→ What to produce: Copy every line that mentions the word "TEMPERATURES".

→ Data listing:
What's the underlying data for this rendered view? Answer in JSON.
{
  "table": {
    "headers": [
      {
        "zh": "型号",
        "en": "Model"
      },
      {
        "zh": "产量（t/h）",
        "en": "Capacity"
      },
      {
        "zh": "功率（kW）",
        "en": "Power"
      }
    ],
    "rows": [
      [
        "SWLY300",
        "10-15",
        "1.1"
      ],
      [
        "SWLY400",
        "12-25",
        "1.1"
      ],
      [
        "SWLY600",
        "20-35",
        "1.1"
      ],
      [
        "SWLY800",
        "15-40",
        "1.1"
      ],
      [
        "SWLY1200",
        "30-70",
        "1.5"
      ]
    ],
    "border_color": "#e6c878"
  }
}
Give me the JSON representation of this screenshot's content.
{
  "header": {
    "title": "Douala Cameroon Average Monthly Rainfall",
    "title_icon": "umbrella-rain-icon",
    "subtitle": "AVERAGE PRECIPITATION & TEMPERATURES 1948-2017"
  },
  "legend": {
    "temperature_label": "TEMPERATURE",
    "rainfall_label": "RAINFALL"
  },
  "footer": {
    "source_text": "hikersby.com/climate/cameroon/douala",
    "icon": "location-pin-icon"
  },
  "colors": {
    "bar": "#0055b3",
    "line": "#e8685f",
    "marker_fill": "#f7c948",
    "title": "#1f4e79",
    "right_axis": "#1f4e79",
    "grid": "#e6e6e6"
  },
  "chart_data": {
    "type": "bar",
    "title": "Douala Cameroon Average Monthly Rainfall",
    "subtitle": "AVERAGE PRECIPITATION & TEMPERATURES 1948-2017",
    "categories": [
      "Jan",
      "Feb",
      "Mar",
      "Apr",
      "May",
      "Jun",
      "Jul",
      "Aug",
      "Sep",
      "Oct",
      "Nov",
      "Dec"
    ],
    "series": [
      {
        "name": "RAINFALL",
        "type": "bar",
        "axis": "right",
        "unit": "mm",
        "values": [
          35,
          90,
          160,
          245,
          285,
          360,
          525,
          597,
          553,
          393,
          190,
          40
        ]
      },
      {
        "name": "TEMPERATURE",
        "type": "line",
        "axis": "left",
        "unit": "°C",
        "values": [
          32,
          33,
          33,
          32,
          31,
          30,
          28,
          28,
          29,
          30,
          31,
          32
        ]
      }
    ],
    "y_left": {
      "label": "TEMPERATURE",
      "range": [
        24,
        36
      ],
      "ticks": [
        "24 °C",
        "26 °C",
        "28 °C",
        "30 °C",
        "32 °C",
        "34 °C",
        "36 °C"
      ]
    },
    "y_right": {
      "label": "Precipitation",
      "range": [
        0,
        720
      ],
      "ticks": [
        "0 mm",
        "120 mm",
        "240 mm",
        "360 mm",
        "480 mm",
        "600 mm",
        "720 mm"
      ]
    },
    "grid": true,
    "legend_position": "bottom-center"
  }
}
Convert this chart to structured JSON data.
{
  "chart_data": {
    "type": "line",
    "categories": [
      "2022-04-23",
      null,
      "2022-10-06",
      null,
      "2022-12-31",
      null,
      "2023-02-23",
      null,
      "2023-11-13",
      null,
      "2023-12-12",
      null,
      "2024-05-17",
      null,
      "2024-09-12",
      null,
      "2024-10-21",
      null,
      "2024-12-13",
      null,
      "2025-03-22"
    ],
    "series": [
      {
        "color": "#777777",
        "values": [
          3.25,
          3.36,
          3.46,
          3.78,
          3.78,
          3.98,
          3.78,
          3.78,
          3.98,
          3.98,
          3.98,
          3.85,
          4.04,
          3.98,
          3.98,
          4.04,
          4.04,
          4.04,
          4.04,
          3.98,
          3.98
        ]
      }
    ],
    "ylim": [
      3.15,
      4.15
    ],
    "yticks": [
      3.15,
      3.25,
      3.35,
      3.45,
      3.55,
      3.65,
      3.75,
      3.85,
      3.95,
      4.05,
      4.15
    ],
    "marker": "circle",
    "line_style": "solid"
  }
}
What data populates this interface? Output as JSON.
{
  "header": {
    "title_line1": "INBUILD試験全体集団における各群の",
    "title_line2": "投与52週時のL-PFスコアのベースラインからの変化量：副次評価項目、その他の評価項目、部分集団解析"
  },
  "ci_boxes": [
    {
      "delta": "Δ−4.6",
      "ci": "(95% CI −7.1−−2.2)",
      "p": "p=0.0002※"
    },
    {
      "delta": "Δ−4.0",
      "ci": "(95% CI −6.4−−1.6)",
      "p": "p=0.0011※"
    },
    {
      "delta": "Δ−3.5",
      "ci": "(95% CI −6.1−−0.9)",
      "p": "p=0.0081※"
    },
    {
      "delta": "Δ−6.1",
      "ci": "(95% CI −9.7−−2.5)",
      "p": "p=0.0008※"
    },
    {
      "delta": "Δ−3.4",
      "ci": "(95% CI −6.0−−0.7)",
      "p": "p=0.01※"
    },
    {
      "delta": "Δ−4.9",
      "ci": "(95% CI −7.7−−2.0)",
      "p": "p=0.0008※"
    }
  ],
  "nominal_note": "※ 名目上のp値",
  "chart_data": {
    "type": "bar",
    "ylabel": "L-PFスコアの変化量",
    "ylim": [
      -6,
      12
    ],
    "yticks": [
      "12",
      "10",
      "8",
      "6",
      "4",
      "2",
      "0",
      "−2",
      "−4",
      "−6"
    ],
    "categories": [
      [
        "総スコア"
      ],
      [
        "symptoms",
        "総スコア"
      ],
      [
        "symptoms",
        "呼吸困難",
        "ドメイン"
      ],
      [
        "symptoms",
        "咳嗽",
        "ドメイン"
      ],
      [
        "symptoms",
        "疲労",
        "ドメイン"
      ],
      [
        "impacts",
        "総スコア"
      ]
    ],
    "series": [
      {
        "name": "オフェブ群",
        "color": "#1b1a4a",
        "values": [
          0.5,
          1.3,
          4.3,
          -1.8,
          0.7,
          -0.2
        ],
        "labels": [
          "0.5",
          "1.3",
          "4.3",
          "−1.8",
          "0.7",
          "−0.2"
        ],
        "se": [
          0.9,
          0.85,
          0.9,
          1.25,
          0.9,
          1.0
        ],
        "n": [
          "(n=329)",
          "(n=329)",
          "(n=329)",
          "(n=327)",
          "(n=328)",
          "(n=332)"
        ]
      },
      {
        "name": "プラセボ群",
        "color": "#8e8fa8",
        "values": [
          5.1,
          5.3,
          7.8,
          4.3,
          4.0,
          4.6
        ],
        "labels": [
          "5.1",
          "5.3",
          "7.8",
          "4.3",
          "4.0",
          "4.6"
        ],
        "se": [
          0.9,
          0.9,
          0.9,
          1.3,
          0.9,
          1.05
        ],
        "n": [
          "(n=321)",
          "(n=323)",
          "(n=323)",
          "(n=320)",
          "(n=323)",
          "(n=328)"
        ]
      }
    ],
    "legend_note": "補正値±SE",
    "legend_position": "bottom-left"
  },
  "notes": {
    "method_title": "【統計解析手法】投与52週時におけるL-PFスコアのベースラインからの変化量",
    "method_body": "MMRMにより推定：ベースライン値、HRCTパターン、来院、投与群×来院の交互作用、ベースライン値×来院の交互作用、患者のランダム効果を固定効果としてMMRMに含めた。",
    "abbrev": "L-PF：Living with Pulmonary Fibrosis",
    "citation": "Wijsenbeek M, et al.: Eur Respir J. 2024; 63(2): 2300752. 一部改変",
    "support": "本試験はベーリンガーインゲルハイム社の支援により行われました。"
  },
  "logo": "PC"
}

→ Task output:
    "subtitle": "AVERAGE PRECIPITATION & TEMPERATURES 1948-2017"
    "subtitle": "AVERAGE PRECIPITATION & TEMPERATURES 1948-2017",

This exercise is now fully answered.